## TASK GOAL
Copy out lines with the word "label" from the material that follows.

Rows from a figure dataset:
++++++++

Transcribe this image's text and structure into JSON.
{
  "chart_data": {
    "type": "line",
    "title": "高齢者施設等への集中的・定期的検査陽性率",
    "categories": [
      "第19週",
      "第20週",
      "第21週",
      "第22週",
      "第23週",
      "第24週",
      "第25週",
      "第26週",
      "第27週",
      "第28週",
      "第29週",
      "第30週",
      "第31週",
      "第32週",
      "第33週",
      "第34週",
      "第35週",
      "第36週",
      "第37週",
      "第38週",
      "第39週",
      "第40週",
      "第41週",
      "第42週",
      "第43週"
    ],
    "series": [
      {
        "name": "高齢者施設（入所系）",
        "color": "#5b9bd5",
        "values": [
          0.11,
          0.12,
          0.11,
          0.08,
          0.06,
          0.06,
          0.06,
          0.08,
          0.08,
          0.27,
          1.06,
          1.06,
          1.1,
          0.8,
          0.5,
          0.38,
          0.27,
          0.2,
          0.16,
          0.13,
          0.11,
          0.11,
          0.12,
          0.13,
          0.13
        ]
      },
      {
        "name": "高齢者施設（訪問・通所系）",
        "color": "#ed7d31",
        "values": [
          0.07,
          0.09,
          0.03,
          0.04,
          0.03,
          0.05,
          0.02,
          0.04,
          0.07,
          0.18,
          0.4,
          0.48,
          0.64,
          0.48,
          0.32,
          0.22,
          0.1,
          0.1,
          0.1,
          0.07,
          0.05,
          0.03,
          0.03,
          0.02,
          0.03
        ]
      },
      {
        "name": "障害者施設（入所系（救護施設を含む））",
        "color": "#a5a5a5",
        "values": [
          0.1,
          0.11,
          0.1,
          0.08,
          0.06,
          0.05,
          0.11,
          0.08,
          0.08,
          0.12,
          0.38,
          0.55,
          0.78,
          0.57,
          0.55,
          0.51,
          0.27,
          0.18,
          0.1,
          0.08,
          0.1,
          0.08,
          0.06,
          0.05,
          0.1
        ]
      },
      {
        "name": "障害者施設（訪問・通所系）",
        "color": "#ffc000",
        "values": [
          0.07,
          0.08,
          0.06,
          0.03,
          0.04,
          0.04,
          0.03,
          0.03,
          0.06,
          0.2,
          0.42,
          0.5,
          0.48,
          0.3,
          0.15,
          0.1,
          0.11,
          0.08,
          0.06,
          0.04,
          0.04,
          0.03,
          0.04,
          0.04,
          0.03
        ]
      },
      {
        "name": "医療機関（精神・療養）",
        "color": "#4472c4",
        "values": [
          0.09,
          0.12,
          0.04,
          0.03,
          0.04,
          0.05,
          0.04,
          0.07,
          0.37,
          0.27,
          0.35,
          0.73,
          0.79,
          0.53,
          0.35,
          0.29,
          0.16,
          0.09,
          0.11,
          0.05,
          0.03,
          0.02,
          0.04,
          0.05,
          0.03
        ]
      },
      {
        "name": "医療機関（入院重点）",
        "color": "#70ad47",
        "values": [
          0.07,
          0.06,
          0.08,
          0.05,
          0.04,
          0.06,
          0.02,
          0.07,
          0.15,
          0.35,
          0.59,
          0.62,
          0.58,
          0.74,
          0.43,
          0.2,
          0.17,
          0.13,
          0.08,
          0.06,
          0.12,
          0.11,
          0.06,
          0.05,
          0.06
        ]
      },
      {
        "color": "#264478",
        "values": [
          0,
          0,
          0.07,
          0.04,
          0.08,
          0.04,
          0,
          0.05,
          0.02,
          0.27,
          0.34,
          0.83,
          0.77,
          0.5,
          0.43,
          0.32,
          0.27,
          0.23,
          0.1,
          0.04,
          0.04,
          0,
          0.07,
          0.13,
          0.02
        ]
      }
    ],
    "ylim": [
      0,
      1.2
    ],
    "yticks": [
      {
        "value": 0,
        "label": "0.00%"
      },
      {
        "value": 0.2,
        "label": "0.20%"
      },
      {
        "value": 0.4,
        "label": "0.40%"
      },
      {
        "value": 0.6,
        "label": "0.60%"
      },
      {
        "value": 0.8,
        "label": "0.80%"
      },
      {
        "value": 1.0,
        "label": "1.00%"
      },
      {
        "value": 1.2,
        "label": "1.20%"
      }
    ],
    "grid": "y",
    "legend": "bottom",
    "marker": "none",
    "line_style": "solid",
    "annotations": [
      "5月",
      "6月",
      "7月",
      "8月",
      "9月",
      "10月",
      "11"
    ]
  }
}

++++++++

## COMPLETE RESPONSE
        "label": "0.00%"
        "label": "0.20%"
        "label": "0.40%"
        "label": "0.60%"
        "label": "0.80%"
        "label": "1.00%"
        "label": "1.20%"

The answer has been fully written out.